→ Task statement
Track down each line that has the word "Informationen" and copy it.

→ Data to use

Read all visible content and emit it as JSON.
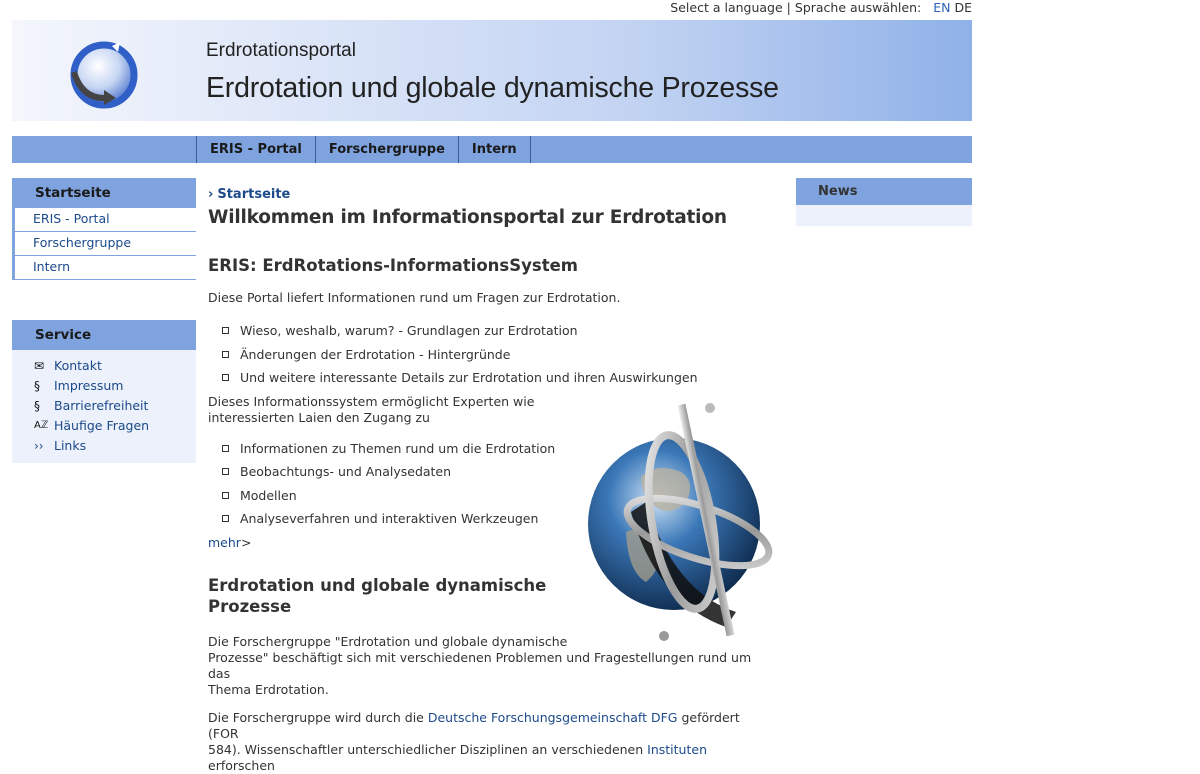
{
  "lang_bar": {
    "select_en": "Select a language",
    "separator": "|",
    "select_de": "Sprache auswählen:",
    "lang_en": "EN",
    "lang_de": "DE"
  },
  "banner": {
    "site_name": "Erdrotationsportal",
    "site_title": "Erdrotation und globale dynamische Prozesse"
  },
  "topnav": {
    "items": [
      "ERIS - Portal",
      "Forschergruppe",
      "Intern"
    ]
  },
  "left_nav": {
    "heading": "Startseite",
    "items": [
      "ERIS - Portal",
      "Forschergruppe",
      "Intern"
    ]
  },
  "service": {
    "heading": "Service",
    "items": [
      {
        "icon": "envelope-icon",
        "glyph": "✉",
        "label": "Kontakt"
      },
      {
        "icon": "section-icon",
        "glyph": "§",
        "label": "Impressum"
      },
      {
        "icon": "section-icon",
        "glyph": "§",
        "label": "Barrierefreiheit"
      },
      {
        "icon": "az-icon",
        "glyph": "Aℤ",
        "label": "Häufige Fragen"
      },
      {
        "icon": "double-chevron-icon",
        "glyph": "››",
        "label": "Links"
      }
    ]
  },
  "main": {
    "breadcrumb": "Startseite",
    "title": "Willkommen im Informationsportal zur Erdrotation",
    "section1_heading": "ERIS: ErdRotations-InformationsSystem",
    "section1_intro": "Diese Portal liefert Informationen rund um Fragen zur Erdrotation.",
    "list1": [
      "Wieso, weshalb, warum? - Grundlagen zur Erdrotation",
      "Änderungen der Erdrotation - Hintergründe",
      "Und weitere interessante Details zur Erdrotation und ihren Auswirkungen"
    ],
    "section1_para2_line1": "Dieses Informationssystem ermöglicht Experten wie",
    "section1_para2_line2": "interessierten Laien den Zugang zu",
    "list2": [
      "Informationen zu Themen rund um die Erdrotation",
      "Beobachtungs- und Analysedaten",
      "Modellen",
      "Analyseverfahren und interaktiven Werkzeugen"
    ],
    "more_link": "mehr",
    "more_arrow": ">",
    "section2_heading_line1": "Erdrotation und globale dynamische",
    "section2_heading_line2": "Prozesse",
    "section2_para1_line1": "Die Forschergruppe \"Erdrotation und globale dynamische",
    "section2_para1_line2": "Prozesse\" beschäftigt sich mit verschiedenen Problemen und Fragestellungen rund um das",
    "section2_para1_line3": "Thema Erdrotation.",
    "section2_para2_a": "Die Forschergruppe wird durch die ",
    "section2_para2_link": "Deutsche Forschungsgemeinschaft DFG",
    "section2_para2_b": " gefördert (FOR",
    "section2_para2_c": "584). Wissenschaftler unterschiedlicher Disziplinen an verschiedenen ",
    "section2_para2_link2": "Instituten",
    "section2_para2_d": " erforschen"
  },
  "news": {
    "heading": "News"
  },
  "colors": {
    "nav_blue": "#7ea3de",
    "link_blue": "#1c4a8a",
    "panel_bg": "#ecf1fb"
  }
}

→ Exercise answer
    "section1_intro": "Diese Portal liefert Informationen rund um Fragen zur Erdrotation.",
      "Informationen zu Themen rund um die Erdrotation",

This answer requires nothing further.